-------- Records to process

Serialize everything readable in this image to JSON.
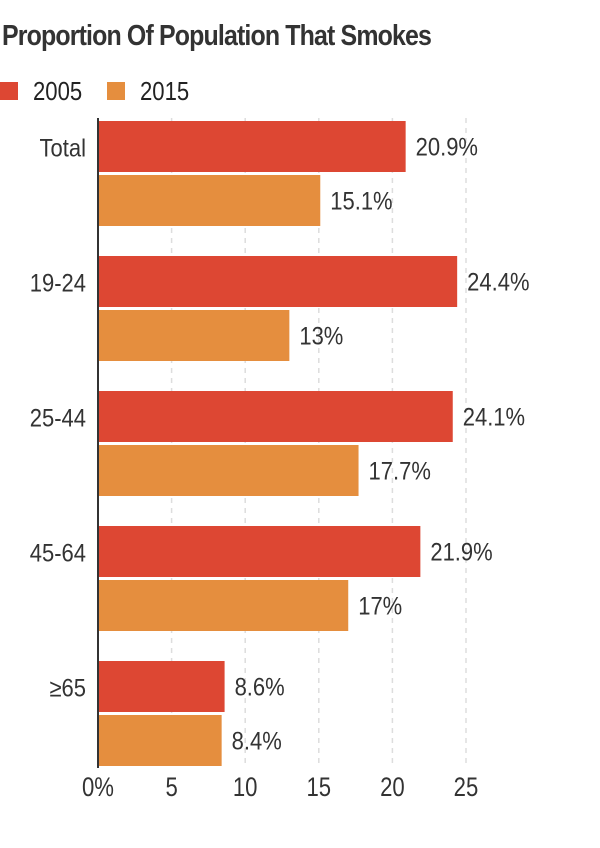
{
  "chart_data": {
    "type": "bar",
    "orientation": "horizontal",
    "title": "Proportion Of Population That Smokes",
    "categories": [
      "Total",
      "19-24",
      "25-44",
      "45-64",
      "≥65"
    ],
    "series": [
      {
        "name": "2005",
        "color": "#dd4733",
        "values": [
          20.9,
          24.4,
          24.1,
          21.9,
          8.6
        ],
        "labels": [
          "20.9%",
          "24.4%",
          "24.1%",
          "21.9%",
          "8.6%"
        ]
      },
      {
        "name": "2015",
        "color": "#e58e3e",
        "values": [
          15.1,
          13,
          17.7,
          17,
          8.4
        ],
        "labels": [
          "15.1%",
          "13%",
          "17.7%",
          "17%",
          "8.4%"
        ]
      }
    ],
    "xlim": [
      0,
      25
    ],
    "xticks": [
      0,
      5,
      10,
      15,
      20,
      25
    ],
    "xtick_labels": [
      "0%",
      "5",
      "10",
      "15",
      "20",
      "25"
    ],
    "grid": "vertical-dashed",
    "legend_position": "top-left",
    "xlabel": "",
    "ylabel": ""
  }
}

----------------

Please write out all of the material above without changing a word, and omit any pictures.

Serialize everything readable in this image to JSON.
{
  "chart_data": {
    "type": "bar",
    "orientation": "horizontal",
    "title": "Proportion Of Population That Smokes",
    "categories": [
      "Total",
      "19-24",
      "25-44",
      "45-64",
      "≥65"
    ],
    "series": [
      {
        "name": "2005",
        "color": "#dd4733",
        "values": [
          20.9,
          24.4,
          24.1,
          21.9,
          8.6
        ],
        "labels": [
          "20.9%",
          "24.4%",
          "24.1%",
          "21.9%",
          "8.6%"
        ]
      },
      {
        "name": "2015",
        "color": "#e58e3e",
        "values": [
          15.1,
          13,
          17.7,
          17,
          8.4
        ],
        "labels": [
          "15.1%",
          "13%",
          "17.7%",
          "17%",
          "8.4%"
        ]
      }
    ],
    "xlim": [
      0,
      25
    ],
    "xticks": [
      0,
      5,
      10,
      15,
      20,
      25
    ],
    "xtick_labels": [
      "0%",
      "5",
      "10",
      "15",
      "20",
      "25"
    ],
    "grid": "vertical-dashed",
    "legend_position": "top-left",
    "xlabel": "",
    "ylabel": ""
  }
}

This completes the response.